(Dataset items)

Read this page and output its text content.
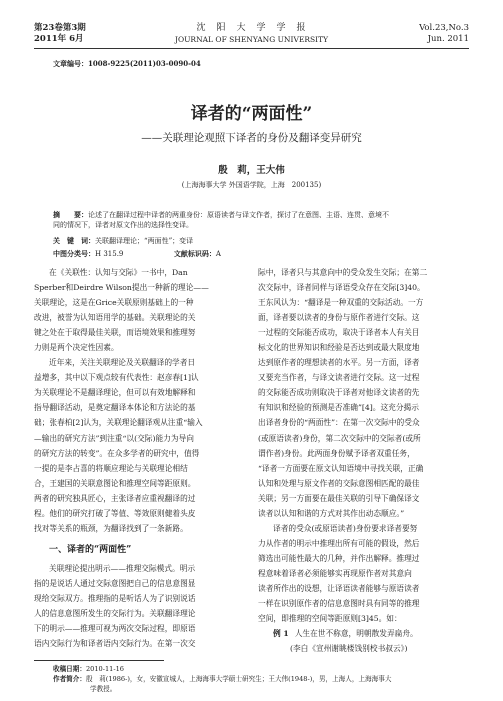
第23卷第3期
2011年 6月
沈　阳　大　学　学　报
JOURNAL OF SHENYANG UNIVERSITY
Vol.23,No.3
Jun. 2011
文章编号：1008-9225(2011)03-0090-04
译者的“两面性”
——关联理论观照下译者的身份及翻译变异研究
殷　莉，王大伟
(上海海事大学 外国语学院，上海　200135)
摘　　要：论述了在翻译过程中译者的两重身份：原语读者与译文作者，探讨了在意图、主语、连贯、意境不
同的情况下，译者对原文作出的选择性变译。
关　键　词：关联翻译理论；“两面性”；变译
中图分类号：H 315.9	文献标识码：A
在《关联性：认知与交际》一书中，Dan
Sperber和Deirdre Wilson提出一种新的理论——
关联理论，这是在Grice关联原则基础上的一种
改进，被誉为认知语用学的基础。关联理论的关
键之处在于取得最佳关联，而语境效果和推理努
力则是两个决定性因素。
近年来，关注关联理论及关联翻译的学者日
益增多，其中以下观点较有代表性：赵彦春[1]认
为关联理论不是翻译理论，但可以有效地解释和
指导翻译活动，是奠定翻译本体论和方法论的基
础；张春柏[2]认为，关联理论翻译观从注重“输入
—输出的研究方法”到注重“以(交际)能力为导向
的研究方法的转变”。在众多学者的研究中，值得
一提的是李占喜的将顺应理论与关联理论相结
合，王建国的关联意图论和推理空间等距原则。
两者的研究独具匠心，主张译者应重视翻译的过
程。他们的研究打破了等值、等效原则健着头皮
找对等关系的瓶颈，为翻译找到了一条新路。
一、译者的“两面性”
关联理论提出明示——推理交际模式。明示
指的是说话人通过交际意图把自己的信息意图显
现给交际双方。推理指的是听话人为了识别说话
人的信息意图所发生的交际行为。关联翻译理论
下的明示——推理可视为两次交际过程，即原语
语内交际行为和译者语内交际行为。在第一次交
际中，译者只与其意向中的受众发生交际；在第二
次交际中，译者同样与译语受众存在交际[3]40。
王东风认为：“翻译是一种双重的交际活动。一方
面，译者要以读者的身份与原作者进行交际。这
一过程的交际能否成功，取决于译者本人有关目
标文化的世界知识和经验是否达到或最大限度地
达到原作者的理想读者的水平。另一方面，译者
又要充当作者，与译文读者进行交际。这一过程
的交际能否成功则取决于译者对他译文读者的先
有知识和经验的预测是否准确”[4]。这充分揭示
出译者身份的“两面性”：在第一次交际中的受众
(或原语读者)身份，第二次交际中的交际者(或所
谓作者)身份。此两面身份赋予译者双重任务，
“译者一方面要在原文认知语境中寻找关联，正确
认知和处理与原文作者的交际意图相匹配的最佳
关联；另一方面要在最佳关联的引导下确保译文
读者以认知和谐的方式对其作出动态顺应。”
译者的受众(或原语读者)身份要求译者要努
力从作者的明示中推理出所有可能的假设，然后
筛选出可能性最大的几种，并作出解释。推理过
程意味着译者必须能够实再现原作者对其意向
读者所作出的设想，让译语读者能够与原语读者
一样在识别原作者的信息意图时具有同等的推理
空间，即推理的空间等距原则[3]45。如：
例 1 人生在世不称意，明朝散发弄扁舟。
(李白《宣州谢眺楼饯别校书叔云》)
收稿日期：2010-11-16
作者简介：殷　莉(1986-)，女，安徽宣城人，上海海事大学硕士研究生；王大伟(1948-)，男，上海人，上海海事大
学教授。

## The request
Copy the records above exactly. The pictures are not part of the copy.

## Result of the task
Read this page and output its text content.
第23卷第3期
2011年 6月
沈　阳　大　学　学　报
JOURNAL OF SHENYANG UNIVERSITY
Vol.23,No.3
Jun. 2011
文章编号：1008-9225(2011)03-0090-04
译者的“两面性”
——关联理论观照下译者的身份及翻译变异研究
殷　莉，王大伟
(上海海事大学 外国语学院，上海　200135)
摘　　要：论述了在翻译过程中译者的两重身份：原语读者与译文作者，探讨了在意图、主语、连贯、意境不
同的情况下，译者对原文作出的选择性变译。
关　键　词：关联翻译理论；“两面性”；变译
中图分类号：H 315.9	文献标识码：A
在《关联性：认知与交际》一书中，Dan
Sperber和Deirdre Wilson提出一种新的理论——
关联理论，这是在Grice关联原则基础上的一种
改进，被誉为认知语用学的基础。关联理论的关
键之处在于取得最佳关联，而语境效果和推理努
力则是两个决定性因素。
近年来，关注关联理论及关联翻译的学者日
益增多，其中以下观点较有代表性：赵彦春[1]认
为关联理论不是翻译理论，但可以有效地解释和
指导翻译活动，是奠定翻译本体论和方法论的基
础；张春柏[2]认为，关联理论翻译观从注重“输入
—输出的研究方法”到注重“以(交际)能力为导向
的研究方法的转变”。在众多学者的研究中，值得
一提的是李占喜的将顺应理论与关联理论相结
合，王建国的关联意图论和推理空间等距原则。
两者的研究独具匠心，主张译者应重视翻译的过
程。他们的研究打破了等值、等效原则健着头皮
找对等关系的瓶颈，为翻译找到了一条新路。
一、译者的“两面性”
关联理论提出明示——推理交际模式。明示
指的是说话人通过交际意图把自己的信息意图显
现给交际双方。推理指的是听话人为了识别说话
人的信息意图所发生的交际行为。关联翻译理论
下的明示——推理可视为两次交际过程，即原语
语内交际行为和译者语内交际行为。在第一次交
际中，译者只与其意向中的受众发生交际；在第二
次交际中，译者同样与译语受众存在交际[3]40。
王东风认为：“翻译是一种双重的交际活动。一方
面，译者要以读者的身份与原作者进行交际。这
一过程的交际能否成功，取决于译者本人有关目
标文化的世界知识和经验是否达到或最大限度地
达到原作者的理想读者的水平。另一方面，译者
又要充当作者，与译文读者进行交际。这一过程
的交际能否成功则取决于译者对他译文读者的先
有知识和经验的预测是否准确”[4]。这充分揭示
出译者身份的“两面性”：在第一次交际中的受众
(或原语读者)身份，第二次交际中的交际者(或所
谓作者)身份。此两面身份赋予译者双重任务，
“译者一方面要在原文认知语境中寻找关联，正确
认知和处理与原文作者的交际意图相匹配的最佳
关联；另一方面要在最佳关联的引导下确保译文
读者以认知和谐的方式对其作出动态顺应。”
译者的受众(或原语读者)身份要求译者要努
力从作者的明示中推理出所有可能的假设，然后
筛选出可能性最大的几种，并作出解释。推理过
程意味着译者必须能够实再现原作者对其意向
读者所作出的设想，让译语读者能够与原语读者
一样在识别原作者的信息意图时具有同等的推理
空间，即推理的空间等距原则[3]45。如：
例 1 人生在世不称意，明朝散发弄扁舟。
(李白《宣州谢眺楼饯别校书叔云》)
收稿日期：2010-11-16
作者简介：殷　莉(1986-)，女，安徽宣城人，上海海事大学硕士研究生；王大伟(1948-)，男，上海人，上海海事大
学教授。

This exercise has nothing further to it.